EXTRACT PROVIDED ▸
========
Friday, 06/30/2017 7:27:43 PM

Friday, June 30, 2017 7:27:43 PM

Post# of 108590
The company has clearly been in contact with the SEC:

Likely satisfying the requirements for 'Rule 10b-18'

The Rule 10B-18 is a Securities and Exchange Commission (SEC) rule that provides a "safe harbor" for companies and their affiliated purchasers when the company or affiliates repurchase the company's shares of common stock. This means they will not be deemed to have violated anti-fraud provisions of the Securities Exchange Act of 1934. The repurchases must fall within the four conditions of the rule.

(1) Manner of purchase: The issuer or affiliate must purchase all shares from a single broker or deal during a single day.

(2) Timing: An issuer with an average trading volume less than $1 million per day or a public float value below $150 million is unable to trade within the last 30 minutes of trading. Companies with higher average-trading-volume or public float value can trade up until the last 10 minutes.
========
Layout coordinate data ▸

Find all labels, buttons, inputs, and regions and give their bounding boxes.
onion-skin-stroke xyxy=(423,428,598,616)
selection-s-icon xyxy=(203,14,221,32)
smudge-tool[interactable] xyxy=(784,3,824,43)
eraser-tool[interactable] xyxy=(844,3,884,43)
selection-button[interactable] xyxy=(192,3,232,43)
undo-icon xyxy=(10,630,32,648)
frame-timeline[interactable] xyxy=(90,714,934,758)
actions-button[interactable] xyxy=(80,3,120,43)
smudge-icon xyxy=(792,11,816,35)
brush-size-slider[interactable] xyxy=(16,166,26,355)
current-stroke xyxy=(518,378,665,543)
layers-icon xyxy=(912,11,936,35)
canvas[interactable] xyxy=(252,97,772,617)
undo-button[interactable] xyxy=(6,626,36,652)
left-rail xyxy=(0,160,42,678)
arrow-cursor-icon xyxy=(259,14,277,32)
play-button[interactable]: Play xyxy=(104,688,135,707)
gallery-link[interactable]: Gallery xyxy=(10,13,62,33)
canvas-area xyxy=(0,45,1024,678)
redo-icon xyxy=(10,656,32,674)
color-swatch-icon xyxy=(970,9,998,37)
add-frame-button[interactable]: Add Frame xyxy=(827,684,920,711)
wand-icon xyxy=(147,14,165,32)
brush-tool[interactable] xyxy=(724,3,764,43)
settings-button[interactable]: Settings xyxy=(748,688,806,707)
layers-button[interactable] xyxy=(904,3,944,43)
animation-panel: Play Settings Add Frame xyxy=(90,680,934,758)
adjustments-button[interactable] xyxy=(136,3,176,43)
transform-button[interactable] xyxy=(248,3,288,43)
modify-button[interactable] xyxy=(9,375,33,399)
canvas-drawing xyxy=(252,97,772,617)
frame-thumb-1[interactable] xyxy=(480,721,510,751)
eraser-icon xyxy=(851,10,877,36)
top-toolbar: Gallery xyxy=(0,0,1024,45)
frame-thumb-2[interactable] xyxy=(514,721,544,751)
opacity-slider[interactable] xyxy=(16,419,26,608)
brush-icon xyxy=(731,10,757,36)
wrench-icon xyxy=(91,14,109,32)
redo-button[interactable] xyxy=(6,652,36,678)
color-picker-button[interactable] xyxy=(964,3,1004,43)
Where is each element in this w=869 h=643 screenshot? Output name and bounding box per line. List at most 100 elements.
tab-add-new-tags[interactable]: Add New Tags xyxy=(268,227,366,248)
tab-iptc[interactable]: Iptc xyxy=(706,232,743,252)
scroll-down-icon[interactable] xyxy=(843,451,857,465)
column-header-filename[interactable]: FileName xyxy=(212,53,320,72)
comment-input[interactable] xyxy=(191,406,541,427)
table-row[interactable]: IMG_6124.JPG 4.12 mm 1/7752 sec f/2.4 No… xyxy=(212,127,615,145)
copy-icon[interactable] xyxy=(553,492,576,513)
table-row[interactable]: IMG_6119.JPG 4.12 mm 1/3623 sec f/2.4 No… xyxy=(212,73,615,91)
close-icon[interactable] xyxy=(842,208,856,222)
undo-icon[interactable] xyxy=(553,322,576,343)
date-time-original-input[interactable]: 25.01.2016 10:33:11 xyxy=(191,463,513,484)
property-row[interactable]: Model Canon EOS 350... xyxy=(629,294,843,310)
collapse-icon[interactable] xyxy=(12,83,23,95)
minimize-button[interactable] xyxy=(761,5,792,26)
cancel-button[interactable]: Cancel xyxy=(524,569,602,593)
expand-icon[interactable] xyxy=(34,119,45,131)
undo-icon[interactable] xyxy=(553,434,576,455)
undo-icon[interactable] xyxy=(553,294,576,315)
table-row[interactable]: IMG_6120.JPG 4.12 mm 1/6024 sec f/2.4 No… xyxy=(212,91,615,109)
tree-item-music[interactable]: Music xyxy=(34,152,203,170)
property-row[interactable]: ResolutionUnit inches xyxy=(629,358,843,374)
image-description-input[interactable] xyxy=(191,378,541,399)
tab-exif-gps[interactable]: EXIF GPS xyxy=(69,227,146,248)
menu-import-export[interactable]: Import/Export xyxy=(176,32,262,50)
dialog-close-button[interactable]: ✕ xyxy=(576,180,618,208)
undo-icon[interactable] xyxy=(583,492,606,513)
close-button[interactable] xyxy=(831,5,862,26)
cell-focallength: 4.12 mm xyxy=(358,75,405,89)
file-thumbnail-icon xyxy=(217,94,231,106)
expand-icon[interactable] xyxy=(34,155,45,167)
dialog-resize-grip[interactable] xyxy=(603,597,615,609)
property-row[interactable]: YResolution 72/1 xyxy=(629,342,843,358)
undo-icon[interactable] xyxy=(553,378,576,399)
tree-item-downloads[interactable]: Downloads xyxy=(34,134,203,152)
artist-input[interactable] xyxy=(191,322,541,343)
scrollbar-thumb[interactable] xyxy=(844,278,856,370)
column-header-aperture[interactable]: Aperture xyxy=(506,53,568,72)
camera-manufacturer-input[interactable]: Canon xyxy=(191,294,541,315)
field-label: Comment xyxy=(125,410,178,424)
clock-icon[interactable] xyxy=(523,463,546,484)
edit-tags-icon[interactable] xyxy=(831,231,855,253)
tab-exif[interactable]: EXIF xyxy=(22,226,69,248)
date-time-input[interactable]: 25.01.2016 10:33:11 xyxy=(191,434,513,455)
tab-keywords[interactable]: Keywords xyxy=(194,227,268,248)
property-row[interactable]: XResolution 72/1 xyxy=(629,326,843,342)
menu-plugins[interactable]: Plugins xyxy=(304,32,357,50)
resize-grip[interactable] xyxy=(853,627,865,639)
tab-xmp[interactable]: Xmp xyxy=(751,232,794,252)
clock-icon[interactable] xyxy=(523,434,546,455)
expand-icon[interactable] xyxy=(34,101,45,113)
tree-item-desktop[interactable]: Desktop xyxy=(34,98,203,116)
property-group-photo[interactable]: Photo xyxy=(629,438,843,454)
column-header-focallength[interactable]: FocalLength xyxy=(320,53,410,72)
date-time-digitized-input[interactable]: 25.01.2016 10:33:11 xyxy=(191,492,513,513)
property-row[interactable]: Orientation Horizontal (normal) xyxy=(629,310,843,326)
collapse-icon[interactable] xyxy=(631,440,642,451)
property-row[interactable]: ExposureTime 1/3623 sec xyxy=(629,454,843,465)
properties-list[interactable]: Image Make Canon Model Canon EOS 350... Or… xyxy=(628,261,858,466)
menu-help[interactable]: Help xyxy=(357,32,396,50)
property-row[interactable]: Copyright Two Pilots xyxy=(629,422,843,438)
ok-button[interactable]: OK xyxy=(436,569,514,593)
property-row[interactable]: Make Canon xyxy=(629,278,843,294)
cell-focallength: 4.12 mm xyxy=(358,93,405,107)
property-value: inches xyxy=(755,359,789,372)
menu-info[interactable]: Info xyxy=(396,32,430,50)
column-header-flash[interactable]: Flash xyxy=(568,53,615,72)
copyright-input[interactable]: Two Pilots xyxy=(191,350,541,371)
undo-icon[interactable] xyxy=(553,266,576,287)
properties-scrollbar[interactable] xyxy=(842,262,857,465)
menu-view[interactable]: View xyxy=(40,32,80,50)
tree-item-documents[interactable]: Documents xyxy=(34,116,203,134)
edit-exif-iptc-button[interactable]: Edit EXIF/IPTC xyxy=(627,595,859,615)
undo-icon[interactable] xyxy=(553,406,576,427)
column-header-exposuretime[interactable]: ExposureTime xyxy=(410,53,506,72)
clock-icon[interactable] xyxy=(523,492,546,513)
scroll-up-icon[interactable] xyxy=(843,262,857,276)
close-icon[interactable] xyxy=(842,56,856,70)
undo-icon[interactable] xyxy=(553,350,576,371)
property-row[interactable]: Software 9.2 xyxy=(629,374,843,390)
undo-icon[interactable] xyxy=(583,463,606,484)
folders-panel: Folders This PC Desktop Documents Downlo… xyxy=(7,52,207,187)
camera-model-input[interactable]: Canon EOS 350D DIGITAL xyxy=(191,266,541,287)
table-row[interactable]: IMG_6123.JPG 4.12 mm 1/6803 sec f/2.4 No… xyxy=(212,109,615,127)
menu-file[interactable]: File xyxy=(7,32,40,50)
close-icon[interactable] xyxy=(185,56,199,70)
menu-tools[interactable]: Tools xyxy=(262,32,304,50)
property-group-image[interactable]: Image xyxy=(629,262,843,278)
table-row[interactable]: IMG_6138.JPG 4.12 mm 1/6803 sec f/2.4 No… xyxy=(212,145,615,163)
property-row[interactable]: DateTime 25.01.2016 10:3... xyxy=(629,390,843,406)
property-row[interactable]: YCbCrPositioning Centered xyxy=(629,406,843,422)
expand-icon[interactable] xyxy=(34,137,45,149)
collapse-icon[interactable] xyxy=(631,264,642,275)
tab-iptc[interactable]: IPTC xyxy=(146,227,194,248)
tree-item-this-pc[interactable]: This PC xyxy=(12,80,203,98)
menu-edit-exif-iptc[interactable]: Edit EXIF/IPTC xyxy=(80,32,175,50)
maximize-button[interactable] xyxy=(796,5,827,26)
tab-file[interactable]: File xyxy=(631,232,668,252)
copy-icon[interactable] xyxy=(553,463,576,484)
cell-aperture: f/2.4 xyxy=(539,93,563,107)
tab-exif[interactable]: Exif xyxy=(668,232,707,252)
========
WORK INSTRUCTIONS ▸
• a. List every dollar amount and minute limit that the Rule 10b-18 post gives under its Timing condition.
• b. Extend the post about SEC Rule 10b-18 from the point where it stops.
Nothing here depends on the items.

EXERCISE RESPONSES ▸
• a.
$1 million
$150 million
30 minutes
10 minutes

• b.
(3) Price: The issuer must repurchase at a price that does not exceed the highest independent bid or the last transaction price quoted.

(4) Volume: The issuer can't purchase more than 25% of the average daily volume.

Even though the rule provides safe harbor, the repurchases must be reported in compliance with the various regulations. The safe harbor is not available if the repurchases were made in an effort to evade federal securities laws.